INSTRUCTION → Quote the whole listing word for word. Do not include the pictures.

start

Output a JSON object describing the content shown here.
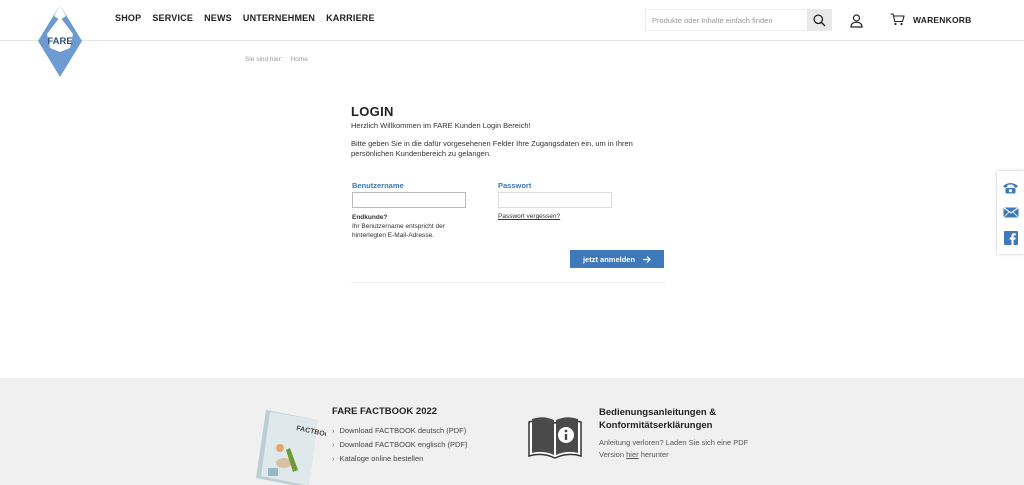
{
  "header": {
    "logo_text": "FARE",
    "nav": [
      "SHOP",
      "SERVICE",
      "NEWS",
      "UNTERNEHMEN",
      "KARRIERE"
    ],
    "search_placeholder": "Produkte oder Inhalte einfach finden",
    "cart_label": "WARENKORB"
  },
  "breadcrumb": {
    "prefix": "Sie sind hier:",
    "current": "Home"
  },
  "login": {
    "title": "LOGIN",
    "welcome": "Herzlich Willkommen im FARE Kunden Login Bereich!",
    "instructions": "Bitte geben Sie in die dafür vorgesehenen Felder Ihre Zugangsdaten ein, um in Ihren persönlichen Kundenbereich zu gelangen.",
    "username_label": "Benutzername",
    "password_label": "Passwort",
    "endkunde_title": "Endkunde?",
    "endkunde_text": "Ihr Benutzername entspricht der hinterlegten E-Mail-Adresse.",
    "forgot_link": "Passwort vergessen?",
    "submit_label": "jetzt anmelden"
  },
  "sidebar": {
    "icons": [
      "phone-icon",
      "mail-icon",
      "facebook-icon"
    ]
  },
  "footer": {
    "factbook": {
      "title": "FARE FACTBOOK 2022",
      "cover_text": "FACTBOOK",
      "links": [
        "Download FACTBOOK deutsch (PDF)",
        "Download FACTBOOK englisch (PDF)",
        "Kataloge online bestellen"
      ]
    },
    "manuals": {
      "title_line1": "Bedienungsanleitungen &",
      "title_line2": "Konformitätserklärungen",
      "text_before": "Anleitung verloren? Laden Sie sich eine PDF Version ",
      "link": "hier",
      "text_after": " herunter"
    }
  },
  "colors": {
    "brand_blue": "#3f79ba",
    "logo_blue": "#6d9bd1",
    "footer_bg": "#f0f0f0"
  }
}
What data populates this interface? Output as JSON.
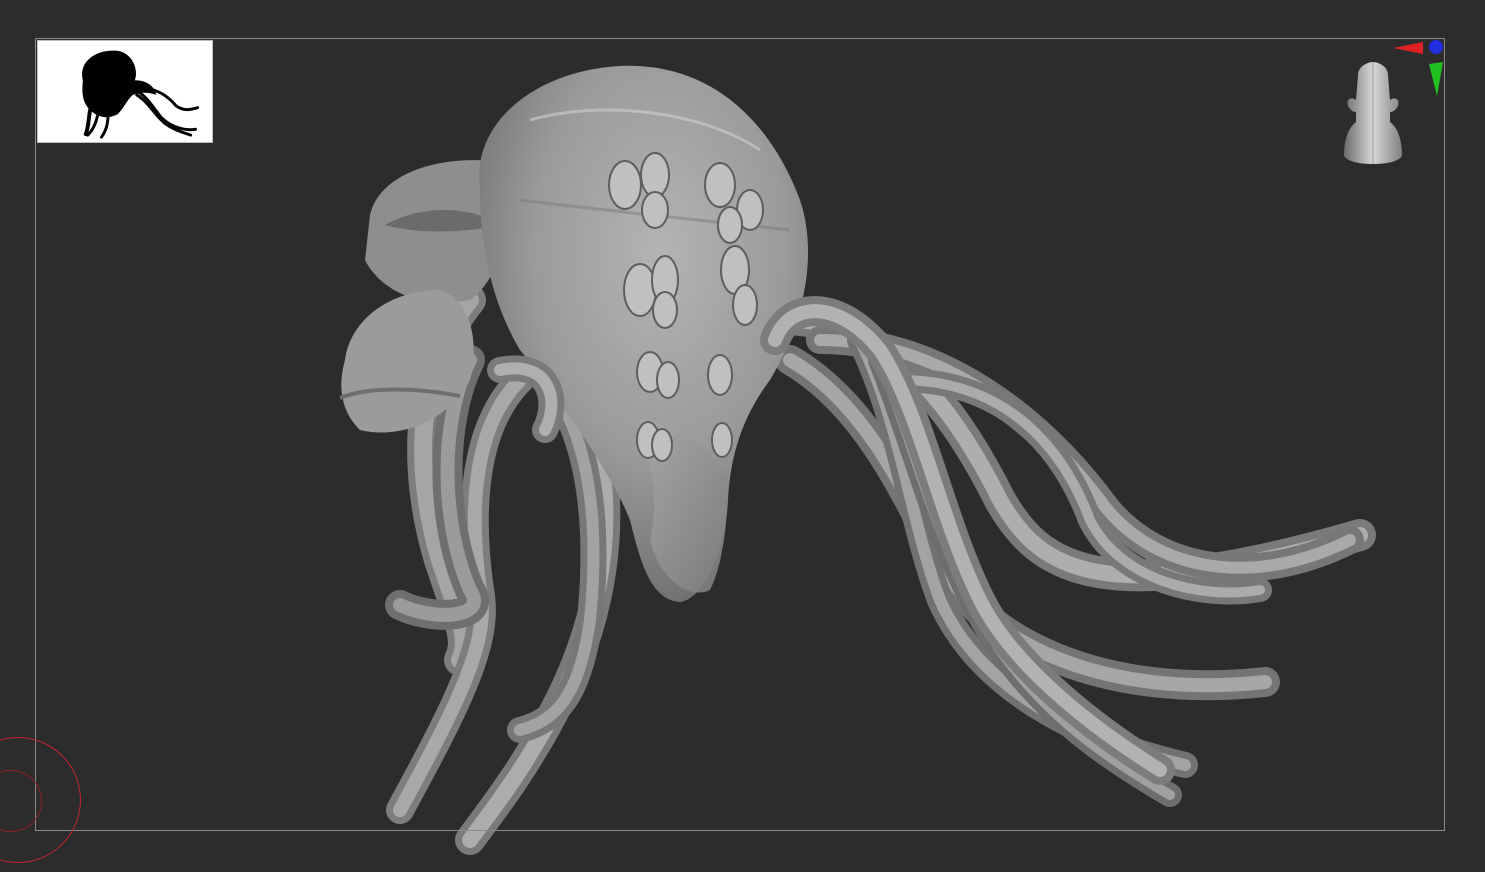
{
  "viewport": {
    "background_color": "#2c2c2c",
    "frame_color": "#8a8a8a"
  },
  "thumbnail": {
    "icon": "creature-silhouette-icon",
    "background_color": "#ffffff",
    "silhouette_color": "#000000"
  },
  "model": {
    "icon": "tentacled-creature-sculpt",
    "surface_color": "#9a9a9a"
  },
  "axis_gizmo": {
    "icon": "axis-gizmo-icon",
    "x_color": "#e02020",
    "y_color": "#20c020",
    "z_color": "#2030e0"
  },
  "navigation": {
    "icon": "head-navigation-icon"
  },
  "brush_cursor": {
    "icon": "brush-cursor-icon",
    "color": "#c0272d"
  }
}
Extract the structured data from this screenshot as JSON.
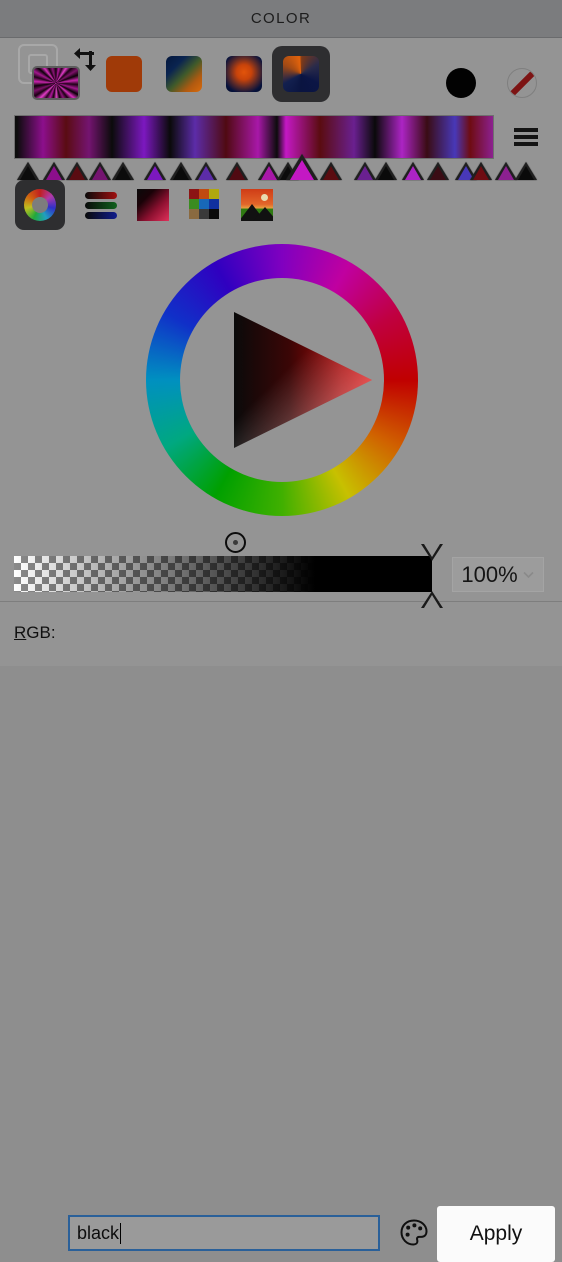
{
  "window": {
    "title": "COLOR"
  },
  "toolbar": {
    "fg_bg": {
      "foreground_name": "foreground-swatch",
      "background_name": "background-swatch",
      "swap_label": "swap-colors"
    },
    "gradient_types": [
      {
        "name": "solid",
        "label": "Solid color",
        "selected": false
      },
      {
        "name": "linear",
        "label": "Linear gradient",
        "selected": false
      },
      {
        "name": "radial",
        "label": "Radial gradient",
        "selected": false
      },
      {
        "name": "conical",
        "label": "Conical gradient",
        "selected": true
      }
    ],
    "black_swatch_label": "Black",
    "no_color_label": "No color"
  },
  "gradient_strip": {
    "menu_label": "Gradient menu",
    "stops": [
      {
        "position": 2,
        "color": "#0c0c0c",
        "selected": false
      },
      {
        "position": 28,
        "color": "#8c0f8c",
        "selected": false
      },
      {
        "position": 51,
        "color": "#5a0c12",
        "selected": false
      },
      {
        "position": 74,
        "color": "#741470",
        "selected": false
      },
      {
        "position": 97,
        "color": "#0b0b0b",
        "selected": false
      },
      {
        "position": 129,
        "color": "#7c18c0",
        "selected": false
      },
      {
        "position": 155,
        "color": "#0a0a0a",
        "selected": false
      },
      {
        "position": 180,
        "color": "#5c2ca8",
        "selected": false
      },
      {
        "position": 211,
        "color": "#500a12",
        "selected": false
      },
      {
        "position": 243,
        "color": "#a818a8",
        "selected": false
      },
      {
        "position": 262,
        "color": "#0c0c0c",
        "selected": false
      },
      {
        "position": 271,
        "color": "#c418c4",
        "selected": true
      },
      {
        "position": 305,
        "color": "#5a0c10",
        "selected": false
      },
      {
        "position": 339,
        "color": "#6a2090",
        "selected": false
      },
      {
        "position": 360,
        "color": "#0a0a0a",
        "selected": false
      },
      {
        "position": 387,
        "color": "#ac24c4",
        "selected": false
      },
      {
        "position": 412,
        "color": "#3a0c14",
        "selected": false
      },
      {
        "position": 440,
        "color": "#4838b8",
        "selected": false
      },
      {
        "position": 455,
        "color": "#6e0c12",
        "selected": false
      },
      {
        "position": 480,
        "color": "#8c2090",
        "selected": false
      },
      {
        "position": 500,
        "color": "#0a0a0a",
        "selected": false
      }
    ]
  },
  "mode_tabs": [
    {
      "name": "color-wheel",
      "label": "Color wheel",
      "selected": true
    },
    {
      "name": "sliders",
      "label": "Sliders",
      "selected": false
    },
    {
      "name": "gradient-square",
      "label": "Color square",
      "selected": false
    },
    {
      "name": "palette",
      "label": "Palettes",
      "selected": false
    },
    {
      "name": "image",
      "label": "Pick from image",
      "selected": false
    }
  ],
  "palette_grid_colors": [
    "#8c1414",
    "#c04a10",
    "#b0a810",
    "#3a8c20",
    "#1868b8",
    "#1030a0",
    "#8a6a40",
    "#3a3a3a",
    "#0a0a0a"
  ],
  "wheel": {
    "label": "Hue ring and saturation/value triangle",
    "cursor_label": "color-cursor"
  },
  "alpha": {
    "slider_label": "Opacity slider",
    "value": "100%",
    "chevron": "chevron-down-icon"
  },
  "footer": {
    "rgb_label_prefix": "R",
    "rgb_label_rest": "GB:",
    "input_value": "black",
    "input_placeholder": "",
    "palette_icon": "palette-icon",
    "apply_label": "Apply"
  },
  "colors": {
    "titlebar_bg": "#7b7c7e",
    "window_bg": "#949494",
    "accent_focus": "#2a6099",
    "apply_bg": "#fbfbfb"
  }
}
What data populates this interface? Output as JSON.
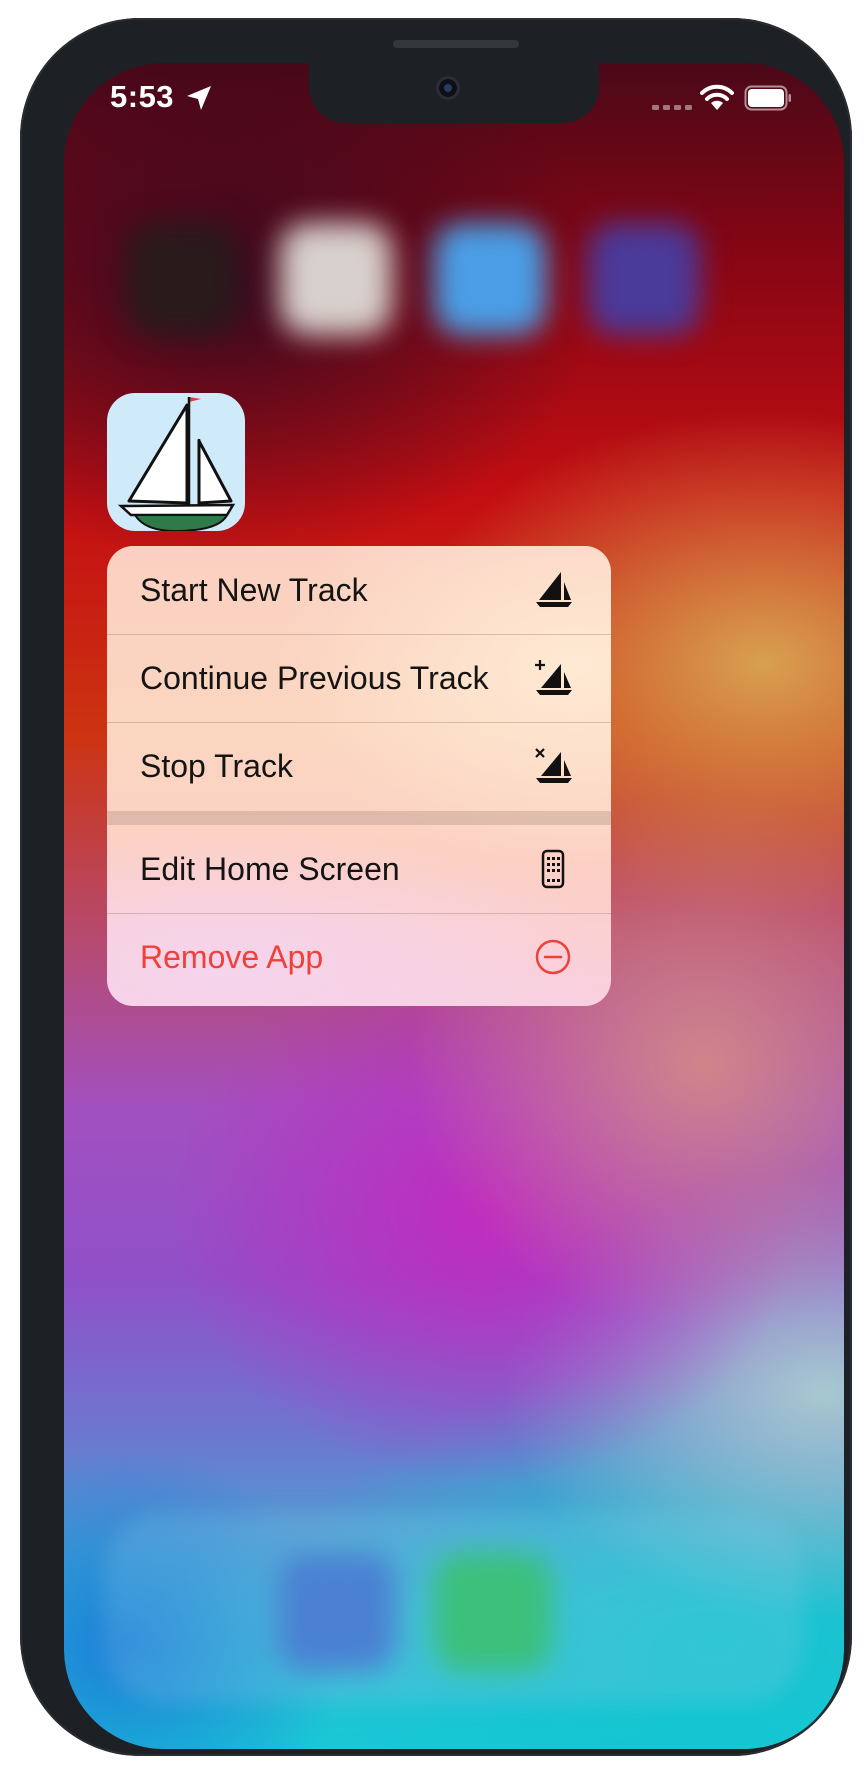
{
  "status_bar": {
    "time": "5:53",
    "location_icon": "location-arrow-icon",
    "signal_icon": "cellular-signal-icon",
    "wifi_icon": "wifi-icon",
    "battery_icon": "battery-full-icon"
  },
  "app": {
    "icon": "sailboat-app-icon"
  },
  "context_menu": {
    "items": [
      {
        "label": "Start New Track",
        "icon": "sailboat-icon"
      },
      {
        "label": "Continue Previous Track",
        "icon": "sailboat-plus-icon"
      },
      {
        "label": "Stop Track",
        "icon": "sailboat-x-icon"
      },
      {
        "label": "Edit Home Screen",
        "icon": "phone-apps-icon"
      },
      {
        "label": "Remove App",
        "icon": "minus-circle-icon",
        "color": "#f0403a"
      }
    ]
  },
  "colors": {
    "destructive": "#f0403a",
    "frame": "#1d2024",
    "app_icon_background": "#cfeaf8"
  }
}
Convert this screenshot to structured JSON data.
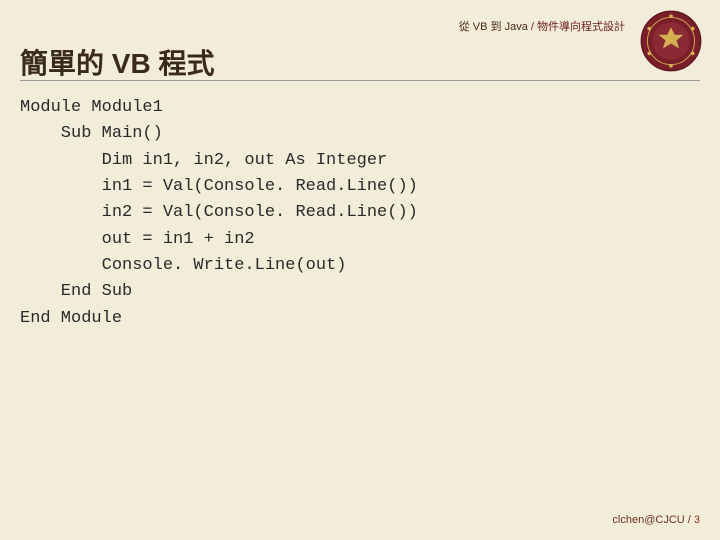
{
  "header": {
    "left": "從 VB 到 Java",
    "sep": " / ",
    "right": "物件導向程式設計"
  },
  "title": "簡單的 VB 程式",
  "code": {
    "l1": "Module Module1",
    "l2": "    Sub Main()",
    "l3": "        Dim in1, in2, out As Integer",
    "l4": "        in1 = Val(Console. Read.Line())",
    "l5": "        in2 = Val(Console. Read.Line())",
    "l6": "        out = in1 + in2",
    "l7": "        Console. Write.Line(out)",
    "l8": "    End Sub",
    "l9": "End Module"
  },
  "footer": {
    "author": "clchen@CJCU",
    "sep": " / ",
    "page": "3"
  },
  "colors": {
    "bg": "#f2edd9",
    "accent": "#6b2020"
  }
}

end

FINAL RESULT →
Output a JSON object describing the content shown here.
{
  "header": {
    "logo_text": "FARE",
    "nav": [
      "SHOP",
      "SERVICE",
      "NEWS",
      "UNTERNEHMEN",
      "KARRIERE"
    ],
    "search_placeholder": "Produkte oder Inhalte einfach finden",
    "cart_label": "WARENKORB"
  },
  "breadcrumb": {
    "prefix": "Sie sind hier:",
    "current": "Home"
  },
  "login": {
    "title": "LOGIN",
    "welcome": "Herzlich Willkommen im FARE Kunden Login Bereich!",
    "instructions": "Bitte geben Sie in die dafür vorgesehenen Felder Ihre Zugangsdaten ein, um in Ihren persönlichen Kundenbereich zu gelangen.",
    "username_label": "Benutzername",
    "password_label": "Passwort",
    "endkunde_title": "Endkunde?",
    "endkunde_text": "Ihr Benutzername entspricht der hinterlegten E-Mail-Adresse.",
    "forgot_link": "Passwort vergessen?",
    "submit_label": "jetzt anmelden"
  },
  "sidebar": {
    "icons": [
      "phone-icon",
      "mail-icon",
      "facebook-icon"
    ]
  },
  "footer": {
    "factbook": {
      "title": "FARE FACTBOOK 2022",
      "cover_text": "FACTBOOK",
      "links": [
        "Download FACTBOOK deutsch (PDF)",
        "Download FACTBOOK englisch (PDF)",
        "Kataloge online bestellen"
      ]
    },
    "manuals": {
      "title_line1": "Bedienungsanleitungen &",
      "title_line2": "Konformitätserklärungen",
      "text_before": "Anleitung verloren? Laden Sie sich eine PDF Version ",
      "link": "hier",
      "text_after": " herunter"
    }
  },
  "colors": {
    "brand_blue": "#3f79ba",
    "logo_blue": "#6d9bd1",
    "footer_bg": "#f0f0f0"
  }
}
What data populates this interface? Output as JSON.
{
  "viewport": {
    "background_color": "#2c2c2c",
    "frame_color": "#8a8a8a"
  },
  "thumbnail": {
    "icon": "creature-silhouette-icon",
    "background_color": "#ffffff",
    "silhouette_color": "#000000"
  },
  "model": {
    "icon": "tentacled-creature-sculpt",
    "surface_color": "#9a9a9a"
  },
  "axis_gizmo": {
    "icon": "axis-gizmo-icon",
    "x_color": "#e02020",
    "y_color": "#20c020",
    "z_color": "#2030e0"
  },
  "navigation": {
    "icon": "head-navigation-icon"
  },
  "brush_cursor": {
    "icon": "brush-cursor-icon",
    "color": "#c0272d"
  }
}
Extract the structured data from this screenshot as JSON.
{
  "window": {
    "title": "COLOR"
  },
  "toolbar": {
    "fg_bg": {
      "foreground_name": "foreground-swatch",
      "background_name": "background-swatch",
      "swap_label": "swap-colors"
    },
    "gradient_types": [
      {
        "name": "solid",
        "label": "Solid color",
        "selected": false
      },
      {
        "name": "linear",
        "label": "Linear gradient",
        "selected": false
      },
      {
        "name": "radial",
        "label": "Radial gradient",
        "selected": false
      },
      {
        "name": "conical",
        "label": "Conical gradient",
        "selected": true
      }
    ],
    "black_swatch_label": "Black",
    "no_color_label": "No color"
  },
  "gradient_strip": {
    "menu_label": "Gradient menu",
    "stops": [
      {
        "position": 2,
        "color": "#0c0c0c",
        "selected": false
      },
      {
        "position": 28,
        "color": "#8c0f8c",
        "selected": false
      },
      {
        "position": 51,
        "color": "#5a0c12",
        "selected": false
      },
      {
        "position": 74,
        "color": "#741470",
        "selected": false
      },
      {
        "position": 97,
        "color": "#0b0b0b",
        "selected": false
      },
      {
        "position": 129,
        "color": "#7c18c0",
        "selected": false
      },
      {
        "position": 155,
        "color": "#0a0a0a",
        "selected": false
      },
      {
        "position": 180,
        "color": "#5c2ca8",
        "selected": false
      },
      {
        "position": 211,
        "color": "#500a12",
        "selected": false
      },
      {
        "position": 243,
        "color": "#a818a8",
        "selected": false
      },
      {
        "position": 262,
        "color": "#0c0c0c",
        "selected": false
      },
      {
        "position": 271,
        "color": "#c418c4",
        "selected": true
      },
      {
        "position": 305,
        "color": "#5a0c10",
        "selected": false
      },
      {
        "position": 339,
        "color": "#6a2090",
        "selected": false
      },
      {
        "position": 360,
        "color": "#0a0a0a",
        "selected": false
      },
      {
        "position": 387,
        "color": "#ac24c4",
        "selected": false
      },
      {
        "position": 412,
        "color": "#3a0c14",
        "selected": false
      },
      {
        "position": 440,
        "color": "#4838b8",
        "selected": false
      },
      {
        "position": 455,
        "color": "#6e0c12",
        "selected": false
      },
      {
        "position": 480,
        "color": "#8c2090",
        "selected": false
      },
      {
        "position": 500,
        "color": "#0a0a0a",
        "selected": false
      }
    ]
  },
  "mode_tabs": [
    {
      "name": "color-wheel",
      "label": "Color wheel",
      "selected": true
    },
    {
      "name": "sliders",
      "label": "Sliders",
      "selected": false
    },
    {
      "name": "gradient-square",
      "label": "Color square",
      "selected": false
    },
    {
      "name": "palette",
      "label": "Palettes",
      "selected": false
    },
    {
      "name": "image",
      "label": "Pick from image",
      "selected": false
    }
  ],
  "palette_grid_colors": [
    "#8c1414",
    "#c04a10",
    "#b0a810",
    "#3a8c20",
    "#1868b8",
    "#1030a0",
    "#8a6a40",
    "#3a3a3a",
    "#0a0a0a"
  ],
  "wheel": {
    "label": "Hue ring and saturation/value triangle",
    "cursor_label": "color-cursor"
  },
  "alpha": {
    "slider_label": "Opacity slider",
    "value": "100%",
    "chevron": "chevron-down-icon"
  },
  "footer": {
    "rgb_label_prefix": "R",
    "rgb_label_rest": "GB:",
    "input_value": "black",
    "input_placeholder": "",
    "palette_icon": "palette-icon",
    "apply_label": "Apply"
  },
  "colors": {
    "titlebar_bg": "#7b7c7e",
    "window_bg": "#949494",
    "accent_focus": "#2a6099",
    "apply_bg": "#fbfbfb"
  }
}
What data populates this interface? Output as JSON.
{
  "status_bar": {
    "time": "5:53",
    "location_icon": "location-arrow-icon",
    "signal_icon": "cellular-signal-icon",
    "wifi_icon": "wifi-icon",
    "battery_icon": "battery-full-icon"
  },
  "app": {
    "icon": "sailboat-app-icon"
  },
  "context_menu": {
    "items": [
      {
        "label": "Start New Track",
        "icon": "sailboat-icon"
      },
      {
        "label": "Continue Previous Track",
        "icon": "sailboat-plus-icon"
      },
      {
        "label": "Stop Track",
        "icon": "sailboat-x-icon"
      },
      {
        "label": "Edit Home Screen",
        "icon": "phone-apps-icon"
      },
      {
        "label": "Remove App",
        "icon": "minus-circle-icon",
        "color": "#f0403a"
      }
    ]
  },
  "colors": {
    "destructive": "#f0403a",
    "frame": "#1d2024",
    "app_icon_background": "#cfeaf8"
  }
}
Convert this screenshot to structured JSON data.
{
  "header": {
    "left": "從 VB 到 Java",
    "sep": " / ",
    "right": "物件導向程式設計"
  },
  "title": "簡單的 VB 程式",
  "code": {
    "l1": "Module Module1",
    "l2": "    Sub Main()",
    "l3": "        Dim in1, in2, out As Integer",
    "l4": "        in1 = Val(Console. Read.Line())",
    "l5": "        in2 = Val(Console. Read.Line())",
    "l6": "        out = in1 + in2",
    "l7": "        Console. Write.Line(out)",
    "l8": "    End Sub",
    "l9": "End Module"
  },
  "footer": {
    "author": "clchen@CJCU",
    "sep": " / ",
    "page": "3"
  },
  "colors": {
    "bg": "#f2edd9",
    "accent": "#6b2020"
  }
}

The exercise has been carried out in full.